REQUIRED WORK: Exclude pictures; retype the lines below from the line containing "Decode this image" through the end of the records, both ends kept.

MATERIALS PROVIDED:
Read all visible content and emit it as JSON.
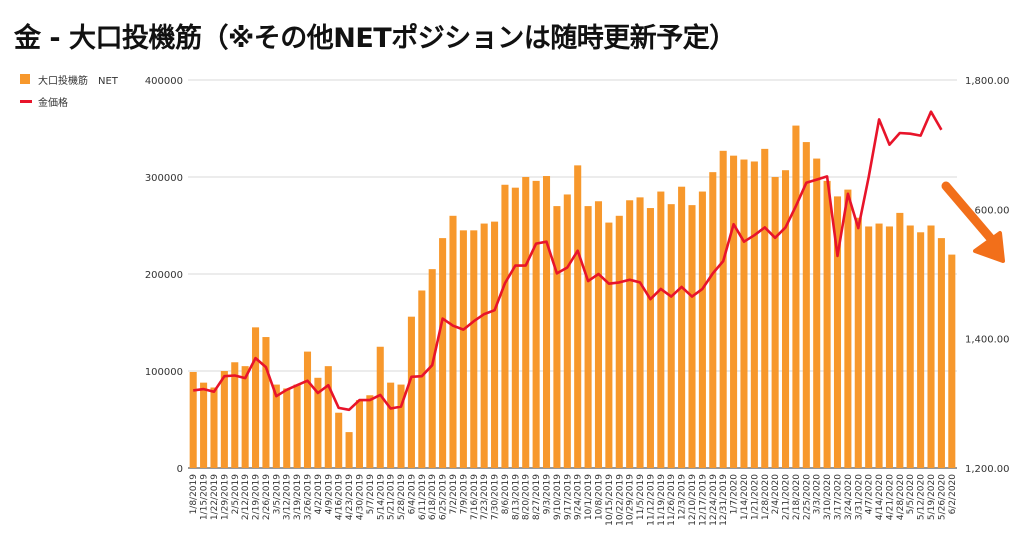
{
  "title": "金 - 大口投機筋（※その他NETポジションは随時更新予定）",
  "legend": {
    "bar_label": "大口投機筋　NET",
    "line_label": "金価格"
  },
  "colors": {
    "bar": "#f7982c",
    "line": "#e8142a",
    "arrow": "#f26f1a",
    "grid": "#d9d9d9"
  },
  "annotation_icon": "down-right-arrow-icon",
  "chart_data": {
    "type": "bar",
    "title": "金 - 大口投機筋（※その他NETポジションは随時更新予定）",
    "xlabel": "",
    "ylabel": "",
    "ylim_left": [
      0,
      400000
    ],
    "ylim_right": [
      1200,
      1800
    ],
    "yticks_left": [
      "0",
      "100000",
      "200000",
      "300000",
      "400000"
    ],
    "yticks_right": [
      "1,200.00",
      "1,400.00",
      "1,600.00",
      "1,800.00"
    ],
    "grid": true,
    "legend_position": "top-left",
    "categories": [
      "1/8/2019",
      "1/15/2019",
      "1/22/2019",
      "1/29/2019",
      "2/5/2019",
      "2/12/2019",
      "2/19/2019",
      "2/26/2019",
      "3/5/2019",
      "3/12/2019",
      "3/19/2019",
      "3/26/2019",
      "4/2/2019",
      "4/9/2019",
      "4/16/2019",
      "4/23/2019",
      "4/30/2019",
      "5/7/2019",
      "5/14/2019",
      "5/21/2019",
      "5/28/2019",
      "6/4/2019",
      "6/11/2019",
      "6/18/2019",
      "6/25/2019",
      "7/2/2019",
      "7/9/2019",
      "7/16/2019",
      "7/23/2019",
      "7/30/2019",
      "8/6/2019",
      "8/13/2019",
      "8/20/2019",
      "8/27/2019",
      "9/3/2019",
      "9/10/2019",
      "9/17/2019",
      "9/24/2019",
      "10/1/2019",
      "10/8/2019",
      "10/15/2019",
      "10/22/2019",
      "10/29/2019",
      "11/5/2019",
      "11/12/2019",
      "11/19/2019",
      "11/26/2019",
      "12/3/2019",
      "12/10/2019",
      "12/17/2019",
      "12/24/2019",
      "12/31/2019",
      "1/7/2020",
      "1/14/2020",
      "1/21/2020",
      "1/28/2020",
      "2/4/2020",
      "2/11/2020",
      "2/18/2020",
      "2/25/2020",
      "3/3/2020",
      "3/10/2020",
      "3/17/2020",
      "3/24/2020",
      "3/31/2020",
      "4/7/2020",
      "4/14/2020",
      "4/21/2020",
      "4/28/2020",
      "5/5/2020",
      "5/12/2020",
      "5/19/2020",
      "5/26/2020",
      "6/2/2020"
    ],
    "xtick_labels": [
      "1/8/2019",
      "1/15/2019",
      "1/22/2019",
      "1/29/2019",
      "2/5/2019",
      "2/12/2019",
      "2/19/2019",
      "2/26/2019",
      "3/5/2019",
      "3/12/2019",
      "3/19/2019",
      "3/26/2019",
      "4/2/2019",
      "4/9/2019",
      "4/16/2019",
      "4/23/2019",
      "4/30/2019",
      "5/7/2019",
      "5/14/2019",
      "5/21/2019",
      "5/28/2019",
      "6/4/2019",
      "6/11/2019",
      "6/18/2019",
      "6/25/2019",
      "7/2/2019",
      "7/9/2019",
      "7/16/2019",
      "7/23/2019",
      "7/30/2019",
      "8/6/2019",
      "8/13/2019",
      "8/20/2019",
      "8/27/2019",
      "9/3/2019",
      "9/10/2019",
      "9/17/2019",
      "9/24/2019",
      "10/1/2019",
      "10/8/2019",
      "10/15/2019",
      "10/22/2019",
      "10/29/2019",
      "11/5/2019",
      "11/12/2019",
      "11/19/2019",
      "11/26/2019",
      "12/3/2019",
      "12/10/2019",
      "12/17/2019",
      "12/24/2019",
      "12/31/2019",
      "1/7/2020",
      "1/14/2020",
      "1/21/2020",
      "1/28/2020",
      "2/4/2020",
      "2/11/2020",
      "2/18/2020",
      "2/25/2020",
      "3/3/2020",
      "3/10/2020",
      "3/17/2020",
      "3/24/2020",
      "3/31/2020",
      "4/7/2020",
      "4/14/2020",
      "4/21/2020",
      "4/28/2020",
      "5/5/2020",
      "5/12/2020",
      "5/19/2020",
      "5/26/2020",
      "6/2/2020"
    ],
    "series": [
      {
        "name": "大口投機筋　NET",
        "type": "bar",
        "axis": "left",
        "values": [
          99000,
          88000,
          83000,
          100000,
          109000,
          105000,
          145000,
          135000,
          86000,
          82000,
          86000,
          120000,
          93000,
          105000,
          57000,
          37000,
          70000,
          75000,
          125000,
          88000,
          86000,
          156000,
          183000,
          205000,
          237000,
          260000,
          245000,
          245000,
          252000,
          254000,
          292000,
          289000,
          300000,
          296000,
          301000,
          270000,
          282000,
          312000,
          270000,
          275000,
          253000,
          260000,
          276000,
          279000,
          268000,
          285000,
          272000,
          290000,
          271000,
          285000,
          305000,
          327000,
          322000,
          318000,
          316000,
          329000,
          300000,
          307000,
          353000,
          336000,
          319000,
          296000,
          280000,
          287000,
          258000,
          249000,
          252000,
          249000,
          263000,
          250000,
          243000,
          250000,
          237000,
          220000
        ]
      },
      {
        "name": "金価格",
        "type": "line",
        "axis": "right",
        "values": [
          1320,
          1322,
          1318,
          1342,
          1343,
          1339,
          1370,
          1356,
          1311,
          1321,
          1328,
          1335,
          1316,
          1328,
          1293,
          1290,
          1305,
          1305,
          1313,
          1292,
          1295,
          1341,
          1342,
          1359,
          1431,
          1420,
          1414,
          1427,
          1438,
          1444,
          1486,
          1513,
          1513,
          1547,
          1550,
          1501,
          1510,
          1536,
          1489,
          1500,
          1485,
          1487,
          1491,
          1487,
          1461,
          1477,
          1465,
          1480,
          1465,
          1477,
          1501,
          1520,
          1577,
          1550,
          1560,
          1572,
          1556,
          1572,
          1605,
          1641,
          1646,
          1651,
          1528,
          1624,
          1571,
          1650,
          1739,
          1700,
          1718,
          1717,
          1714,
          1751,
          1723,
          null
        ]
      }
    ]
  }
}
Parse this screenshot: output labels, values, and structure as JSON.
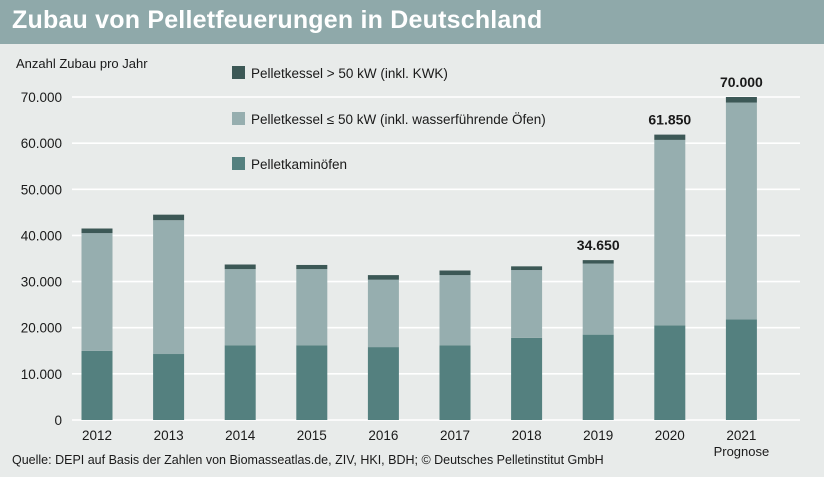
{
  "header": {
    "title": "Zubau von Pelletfeuerungen in Deutschland"
  },
  "source": "Quelle: DEPI auf Basis der Zahlen von Biomasseatlas.de, ZIV, HKI, BDH; © Deutsches Pelletinstitut GmbH",
  "colors": {
    "header_bg": "#8fa9aa",
    "background": "#e8ebea",
    "series_kaminoefen": "#54807f",
    "series_kessel_small": "#96aeaf",
    "series_kessel_large": "#3c5856"
  },
  "chart_data": {
    "type": "bar",
    "stacked": true,
    "ylabel": "Anzahl Zubau pro Jahr",
    "xlabel": "",
    "ylim": [
      0,
      70000
    ],
    "yticks": [
      "0",
      "10.000",
      "20.000",
      "30.000",
      "40.000",
      "50.000",
      "60.000",
      "70.000"
    ],
    "grid": true,
    "legend_position": "top-center",
    "categories": [
      "2012",
      "2013",
      "2014",
      "2015",
      "2016",
      "2017",
      "2018",
      "2019",
      "2020",
      "2021"
    ],
    "category_sublabels": [
      "",
      "",
      "",
      "",
      "",
      "",
      "",
      "",
      "",
      "Prognose"
    ],
    "series": [
      {
        "name": "Pelletkaminöfen",
        "color": "#54807f",
        "values": [
          15000,
          14300,
          16200,
          16200,
          15800,
          16200,
          17800,
          18500,
          20500,
          21800
        ]
      },
      {
        "name": "Pelletkessel ≤ 50 kW (inkl. wasserführende Öfen)",
        "color": "#96aeaf",
        "values": [
          25500,
          29000,
          16500,
          16500,
          14600,
          15200,
          14700,
          15400,
          40200,
          47000
        ]
      },
      {
        "name": "Pelletkessel > 50 kW (inkl. KWK)",
        "color": "#3c5856",
        "values": [
          1000,
          1200,
          1000,
          900,
          1000,
          1000,
          800,
          750,
          1150,
          1200
        ]
      }
    ],
    "legend_order": [
      2,
      1,
      0
    ],
    "annotations": [
      {
        "category": "2019",
        "text": "34.650"
      },
      {
        "category": "2020",
        "text": "61.850"
      },
      {
        "category": "2021",
        "text": "70.000"
      }
    ]
  }
}
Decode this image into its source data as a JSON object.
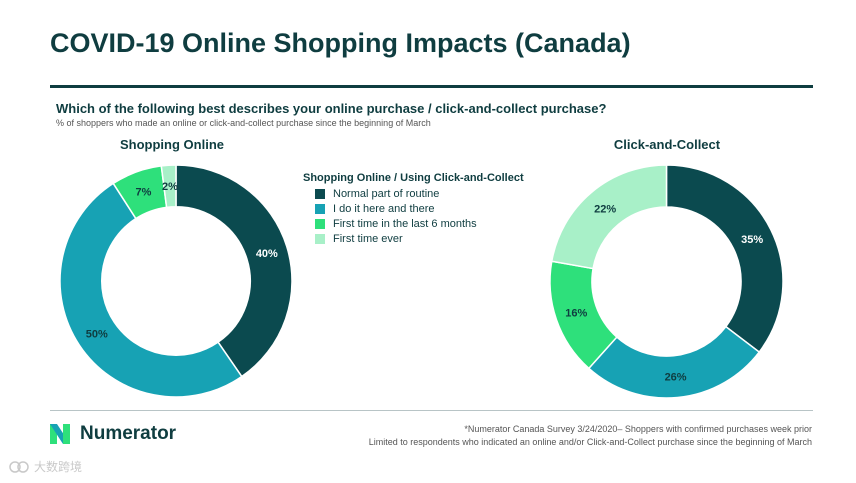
{
  "header": {
    "title": "COVID-19 Online Shopping Impacts (Canada)",
    "question": "Which of the following best describes your online purchase / click-and-collect purchase?",
    "subtitle": "% of shoppers who made an online or click-and-collect purchase since the beginning of March"
  },
  "legend": {
    "title": "Shopping Online / Using Click-and-Collect",
    "items": [
      {
        "label": "Normal part of routine",
        "color": "#0b4a4f"
      },
      {
        "label": "I do it here and there",
        "color": "#17a2b4"
      },
      {
        "label": "First time in the last 6 months",
        "color": "#2ee07b"
      },
      {
        "label": "First time ever",
        "color": "#a8f0c8"
      }
    ]
  },
  "chart_data": [
    {
      "type": "pie",
      "title": "Shopping Online",
      "categories": [
        "Normal part of routine",
        "I do it here and there",
        "First time in the last 6 months",
        "First time ever"
      ],
      "values": [
        40,
        50,
        7,
        2
      ],
      "labels": [
        "40%",
        "50%",
        "7%",
        "2%"
      ],
      "colors": [
        "#0b4a4f",
        "#17a2b4",
        "#2ee07b",
        "#a8f0c8"
      ],
      "donut": true
    },
    {
      "type": "pie",
      "title": "Click-and-Collect",
      "categories": [
        "Normal part of routine",
        "I do it here and there",
        "First time in the last 6 months",
        "First time ever"
      ],
      "values": [
        35,
        26,
        16,
        22
      ],
      "labels": [
        "35%",
        "26%",
        "16%",
        "22%"
      ],
      "colors": [
        "#0b4a4f",
        "#17a2b4",
        "#2ee07b",
        "#a8f0c8"
      ],
      "donut": true
    }
  ],
  "footer": {
    "logo_text": "Numerator",
    "footnote1": "*Numerator Canada Survey 3/24/2020– Shoppers with confirmed purchases week prior",
    "footnote2": "Limited to respondents who indicated an online and/or Click-and-Collect purchase since the beginning of March",
    "watermark_text": "大数跨境"
  }
}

TASK SOLUTION:
Decode this image into its source data as a JSON object.
{
  "header": {
    "title": "COVID-19 Online Shopping Impacts (Canada)",
    "question": "Which of the following best describes your online purchase / click-and-collect purchase?",
    "subtitle": "% of shoppers who made an online or click-and-collect purchase since the beginning of March"
  },
  "legend": {
    "title": "Shopping Online / Using Click-and-Collect",
    "items": [
      {
        "label": "Normal part of routine",
        "color": "#0b4a4f"
      },
      {
        "label": "I do it here and there",
        "color": "#17a2b4"
      },
      {
        "label": "First time in the last 6 months",
        "color": "#2ee07b"
      },
      {
        "label": "First time ever",
        "color": "#a8f0c8"
      }
    ]
  },
  "chart_data": [
    {
      "type": "pie",
      "title": "Shopping Online",
      "categories": [
        "Normal part of routine",
        "I do it here and there",
        "First time in the last 6 months",
        "First time ever"
      ],
      "values": [
        40,
        50,
        7,
        2
      ],
      "labels": [
        "40%",
        "50%",
        "7%",
        "2%"
      ],
      "colors": [
        "#0b4a4f",
        "#17a2b4",
        "#2ee07b",
        "#a8f0c8"
      ],
      "donut": true
    },
    {
      "type": "pie",
      "title": "Click-and-Collect",
      "categories": [
        "Normal part of routine",
        "I do it here and there",
        "First time in the last 6 months",
        "First time ever"
      ],
      "values": [
        35,
        26,
        16,
        22
      ],
      "labels": [
        "35%",
        "26%",
        "16%",
        "22%"
      ],
      "colors": [
        "#0b4a4f",
        "#17a2b4",
        "#2ee07b",
        "#a8f0c8"
      ],
      "donut": true
    }
  ],
  "footer": {
    "logo_text": "Numerator",
    "footnote1": "*Numerator Canada Survey 3/24/2020– Shoppers with confirmed purchases week prior",
    "footnote2": "Limited to respondents who indicated an online and/or Click-and-Collect purchase since the beginning of March",
    "watermark_text": "大数跨境"
  }
}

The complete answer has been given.